▶ **Dataset entries**
+ + +
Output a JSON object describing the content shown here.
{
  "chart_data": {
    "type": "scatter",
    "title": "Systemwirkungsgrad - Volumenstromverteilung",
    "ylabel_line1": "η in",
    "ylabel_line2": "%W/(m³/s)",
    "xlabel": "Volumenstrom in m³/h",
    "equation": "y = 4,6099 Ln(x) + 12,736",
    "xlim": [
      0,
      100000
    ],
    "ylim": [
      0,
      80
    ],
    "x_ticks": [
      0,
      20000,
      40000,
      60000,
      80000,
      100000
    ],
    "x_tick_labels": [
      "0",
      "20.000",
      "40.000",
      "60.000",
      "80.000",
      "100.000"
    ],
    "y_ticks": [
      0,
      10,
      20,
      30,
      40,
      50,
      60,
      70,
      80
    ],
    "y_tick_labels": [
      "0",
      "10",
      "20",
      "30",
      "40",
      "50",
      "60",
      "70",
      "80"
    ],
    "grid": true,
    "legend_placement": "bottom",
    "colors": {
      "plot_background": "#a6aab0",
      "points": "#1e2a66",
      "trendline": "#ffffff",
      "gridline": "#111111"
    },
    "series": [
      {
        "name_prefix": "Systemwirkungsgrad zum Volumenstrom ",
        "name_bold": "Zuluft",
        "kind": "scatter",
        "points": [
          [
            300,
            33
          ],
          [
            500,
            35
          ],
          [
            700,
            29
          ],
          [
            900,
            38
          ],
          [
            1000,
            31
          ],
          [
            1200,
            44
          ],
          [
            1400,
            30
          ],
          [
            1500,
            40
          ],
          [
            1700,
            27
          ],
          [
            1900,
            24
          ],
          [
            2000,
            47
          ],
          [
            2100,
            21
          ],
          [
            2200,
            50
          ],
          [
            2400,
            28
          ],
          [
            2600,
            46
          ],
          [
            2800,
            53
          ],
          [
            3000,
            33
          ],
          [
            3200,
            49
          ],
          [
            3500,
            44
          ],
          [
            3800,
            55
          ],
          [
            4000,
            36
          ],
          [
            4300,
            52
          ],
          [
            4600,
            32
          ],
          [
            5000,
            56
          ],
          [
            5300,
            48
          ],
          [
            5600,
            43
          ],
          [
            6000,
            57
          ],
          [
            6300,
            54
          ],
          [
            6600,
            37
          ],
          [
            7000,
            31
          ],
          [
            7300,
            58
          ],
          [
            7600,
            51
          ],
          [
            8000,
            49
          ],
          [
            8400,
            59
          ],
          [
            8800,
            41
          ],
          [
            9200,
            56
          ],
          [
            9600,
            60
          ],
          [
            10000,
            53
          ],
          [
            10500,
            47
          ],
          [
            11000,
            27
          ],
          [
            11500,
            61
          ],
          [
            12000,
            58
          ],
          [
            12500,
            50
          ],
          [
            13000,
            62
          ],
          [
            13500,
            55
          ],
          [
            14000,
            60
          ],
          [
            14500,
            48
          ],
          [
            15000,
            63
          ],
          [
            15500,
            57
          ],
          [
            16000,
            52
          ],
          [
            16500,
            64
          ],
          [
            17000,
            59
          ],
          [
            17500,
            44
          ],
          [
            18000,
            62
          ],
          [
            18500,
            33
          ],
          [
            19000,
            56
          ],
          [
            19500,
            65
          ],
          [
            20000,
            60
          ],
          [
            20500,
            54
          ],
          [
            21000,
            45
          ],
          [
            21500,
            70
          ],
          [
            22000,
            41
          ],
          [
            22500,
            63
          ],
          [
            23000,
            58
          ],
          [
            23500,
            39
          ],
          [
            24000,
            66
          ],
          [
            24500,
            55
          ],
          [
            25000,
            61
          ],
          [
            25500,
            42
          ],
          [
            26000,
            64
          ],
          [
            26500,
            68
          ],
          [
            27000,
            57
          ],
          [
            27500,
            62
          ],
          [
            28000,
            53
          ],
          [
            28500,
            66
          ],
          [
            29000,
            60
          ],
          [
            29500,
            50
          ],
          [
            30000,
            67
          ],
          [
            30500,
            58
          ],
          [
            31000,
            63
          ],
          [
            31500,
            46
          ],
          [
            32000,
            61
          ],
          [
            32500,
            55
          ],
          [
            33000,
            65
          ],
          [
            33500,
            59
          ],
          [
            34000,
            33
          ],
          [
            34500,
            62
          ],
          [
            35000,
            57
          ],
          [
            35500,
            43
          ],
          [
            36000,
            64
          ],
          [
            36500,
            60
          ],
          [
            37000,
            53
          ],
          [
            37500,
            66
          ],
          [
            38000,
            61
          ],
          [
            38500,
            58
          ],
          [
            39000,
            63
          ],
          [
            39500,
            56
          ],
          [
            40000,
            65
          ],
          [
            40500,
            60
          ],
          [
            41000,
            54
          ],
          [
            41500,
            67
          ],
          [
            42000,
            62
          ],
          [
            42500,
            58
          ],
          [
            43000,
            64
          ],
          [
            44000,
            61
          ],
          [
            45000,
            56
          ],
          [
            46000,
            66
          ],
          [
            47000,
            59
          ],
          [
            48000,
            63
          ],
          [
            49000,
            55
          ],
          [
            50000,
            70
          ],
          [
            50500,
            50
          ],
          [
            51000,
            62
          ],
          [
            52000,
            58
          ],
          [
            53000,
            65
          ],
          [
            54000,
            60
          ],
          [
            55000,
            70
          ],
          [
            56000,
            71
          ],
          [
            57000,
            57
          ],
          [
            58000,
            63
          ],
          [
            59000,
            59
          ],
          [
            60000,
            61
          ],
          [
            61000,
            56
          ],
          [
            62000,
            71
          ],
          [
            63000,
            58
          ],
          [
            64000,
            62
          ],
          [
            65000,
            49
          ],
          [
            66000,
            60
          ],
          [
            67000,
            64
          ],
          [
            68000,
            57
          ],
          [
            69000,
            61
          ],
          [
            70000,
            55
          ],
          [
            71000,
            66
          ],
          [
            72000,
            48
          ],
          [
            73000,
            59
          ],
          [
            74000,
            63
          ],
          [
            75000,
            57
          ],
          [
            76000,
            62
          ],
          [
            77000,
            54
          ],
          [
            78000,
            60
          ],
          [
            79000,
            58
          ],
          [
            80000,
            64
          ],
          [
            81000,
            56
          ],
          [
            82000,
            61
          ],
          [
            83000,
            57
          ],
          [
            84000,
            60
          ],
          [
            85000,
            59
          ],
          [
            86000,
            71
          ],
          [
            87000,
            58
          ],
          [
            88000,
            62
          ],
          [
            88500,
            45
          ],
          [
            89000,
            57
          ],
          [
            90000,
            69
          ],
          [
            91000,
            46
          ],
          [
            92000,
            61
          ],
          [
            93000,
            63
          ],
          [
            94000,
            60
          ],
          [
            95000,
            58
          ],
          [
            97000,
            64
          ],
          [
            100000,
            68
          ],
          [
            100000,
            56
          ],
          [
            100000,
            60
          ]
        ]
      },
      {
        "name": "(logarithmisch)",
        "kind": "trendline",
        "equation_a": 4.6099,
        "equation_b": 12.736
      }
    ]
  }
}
+ + +
▶ **Goal of the exercise**
Every entry should be output exactly as written, please.

▶ **Answer to this problem**
Output a JSON object describing the content shown here.
{
  "chart_data": {
    "type": "scatter",
    "title": "Systemwirkungsgrad - Volumenstromverteilung",
    "ylabel_line1": "η in",
    "ylabel_line2": "%W/(m³/s)",
    "xlabel": "Volumenstrom in m³/h",
    "equation": "y = 4,6099 Ln(x) + 12,736",
    "xlim": [
      0,
      100000
    ],
    "ylim": [
      0,
      80
    ],
    "x_ticks": [
      0,
      20000,
      40000,
      60000,
      80000,
      100000
    ],
    "x_tick_labels": [
      "0",
      "20.000",
      "40.000",
      "60.000",
      "80.000",
      "100.000"
    ],
    "y_ticks": [
      0,
      10,
      20,
      30,
      40,
      50,
      60,
      70,
      80
    ],
    "y_tick_labels": [
      "0",
      "10",
      "20",
      "30",
      "40",
      "50",
      "60",
      "70",
      "80"
    ],
    "grid": true,
    "legend_placement": "bottom",
    "colors": {
      "plot_background": "#a6aab0",
      "points": "#1e2a66",
      "trendline": "#ffffff",
      "gridline": "#111111"
    },
    "series": [
      {
        "name_prefix": "Systemwirkungsgrad zum Volumenstrom ",
        "name_bold": "Zuluft",
        "kind": "scatter",
        "points": [
          [
            300,
            33
          ],
          [
            500,
            35
          ],
          [
            700,
            29
          ],
          [
            900,
            38
          ],
          [
            1000,
            31
          ],
          [
            1200,
            44
          ],
          [
            1400,
            30
          ],
          [
            1500,
            40
          ],
          [
            1700,
            27
          ],
          [
            1900,
            24
          ],
          [
            2000,
            47
          ],
          [
            2100,
            21
          ],
          [
            2200,
            50
          ],
          [
            2400,
            28
          ],
          [
            2600,
            46
          ],
          [
            2800,
            53
          ],
          [
            3000,
            33
          ],
          [
            3200,
            49
          ],
          [
            3500,
            44
          ],
          [
            3800,
            55
          ],
          [
            4000,
            36
          ],
          [
            4300,
            52
          ],
          [
            4600,
            32
          ],
          [
            5000,
            56
          ],
          [
            5300,
            48
          ],
          [
            5600,
            43
          ],
          [
            6000,
            57
          ],
          [
            6300,
            54
          ],
          [
            6600,
            37
          ],
          [
            7000,
            31
          ],
          [
            7300,
            58
          ],
          [
            7600,
            51
          ],
          [
            8000,
            49
          ],
          [
            8400,
            59
          ],
          [
            8800,
            41
          ],
          [
            9200,
            56
          ],
          [
            9600,
            60
          ],
          [
            10000,
            53
          ],
          [
            10500,
            47
          ],
          [
            11000,
            27
          ],
          [
            11500,
            61
          ],
          [
            12000,
            58
          ],
          [
            12500,
            50
          ],
          [
            13000,
            62
          ],
          [
            13500,
            55
          ],
          [
            14000,
            60
          ],
          [
            14500,
            48
          ],
          [
            15000,
            63
          ],
          [
            15500,
            57
          ],
          [
            16000,
            52
          ],
          [
            16500,
            64
          ],
          [
            17000,
            59
          ],
          [
            17500,
            44
          ],
          [
            18000,
            62
          ],
          [
            18500,
            33
          ],
          [
            19000,
            56
          ],
          [
            19500,
            65
          ],
          [
            20000,
            60
          ],
          [
            20500,
            54
          ],
          [
            21000,
            45
          ],
          [
            21500,
            70
          ],
          [
            22000,
            41
          ],
          [
            22500,
            63
          ],
          [
            23000,
            58
          ],
          [
            23500,
            39
          ],
          [
            24000,
            66
          ],
          [
            24500,
            55
          ],
          [
            25000,
            61
          ],
          [
            25500,
            42
          ],
          [
            26000,
            64
          ],
          [
            26500,
            68
          ],
          [
            27000,
            57
          ],
          [
            27500,
            62
          ],
          [
            28000,
            53
          ],
          [
            28500,
            66
          ],
          [
            29000,
            60
          ],
          [
            29500,
            50
          ],
          [
            30000,
            67
          ],
          [
            30500,
            58
          ],
          [
            31000,
            63
          ],
          [
            31500,
            46
          ],
          [
            32000,
            61
          ],
          [
            32500,
            55
          ],
          [
            33000,
            65
          ],
          [
            33500,
            59
          ],
          [
            34000,
            33
          ],
          [
            34500,
            62
          ],
          [
            35000,
            57
          ],
          [
            35500,
            43
          ],
          [
            36000,
            64
          ],
          [
            36500,
            60
          ],
          [
            37000,
            53
          ],
          [
            37500,
            66
          ],
          [
            38000,
            61
          ],
          [
            38500,
            58
          ],
          [
            39000,
            63
          ],
          [
            39500,
            56
          ],
          [
            40000,
            65
          ],
          [
            40500,
            60
          ],
          [
            41000,
            54
          ],
          [
            41500,
            67
          ],
          [
            42000,
            62
          ],
          [
            42500,
            58
          ],
          [
            43000,
            64
          ],
          [
            44000,
            61
          ],
          [
            45000,
            56
          ],
          [
            46000,
            66
          ],
          [
            47000,
            59
          ],
          [
            48000,
            63
          ],
          [
            49000,
            55
          ],
          [
            50000,
            70
          ],
          [
            50500,
            50
          ],
          [
            51000,
            62
          ],
          [
            52000,
            58
          ],
          [
            53000,
            65
          ],
          [
            54000,
            60
          ],
          [
            55000,
            70
          ],
          [
            56000,
            71
          ],
          [
            57000,
            57
          ],
          [
            58000,
            63
          ],
          [
            59000,
            59
          ],
          [
            60000,
            61
          ],
          [
            61000,
            56
          ],
          [
            62000,
            71
          ],
          [
            63000,
            58
          ],
          [
            64000,
            62
          ],
          [
            65000,
            49
          ],
          [
            66000,
            60
          ],
          [
            67000,
            64
          ],
          [
            68000,
            57
          ],
          [
            69000,
            61
          ],
          [
            70000,
            55
          ],
          [
            71000,
            66
          ],
          [
            72000,
            48
          ],
          [
            73000,
            59
          ],
          [
            74000,
            63
          ],
          [
            75000,
            57
          ],
          [
            76000,
            62
          ],
          [
            77000,
            54
          ],
          [
            78000,
            60
          ],
          [
            79000,
            58
          ],
          [
            80000,
            64
          ],
          [
            81000,
            56
          ],
          [
            82000,
            61
          ],
          [
            83000,
            57
          ],
          [
            84000,
            60
          ],
          [
            85000,
            59
          ],
          [
            86000,
            71
          ],
          [
            87000,
            58
          ],
          [
            88000,
            62
          ],
          [
            88500,
            45
          ],
          [
            89000,
            57
          ],
          [
            90000,
            69
          ],
          [
            91000,
            46
          ],
          [
            92000,
            61
          ],
          [
            93000,
            63
          ],
          [
            94000,
            60
          ],
          [
            95000,
            58
          ],
          [
            97000,
            64
          ],
          [
            100000,
            68
          ],
          [
            100000,
            56
          ],
          [
            100000,
            60
          ]
        ]
      },
      {
        "name": "(logarithmisch)",
        "kind": "trendline",
        "equation_a": 4.6099,
        "equation_b": 12.736
      }
    ]
  }
}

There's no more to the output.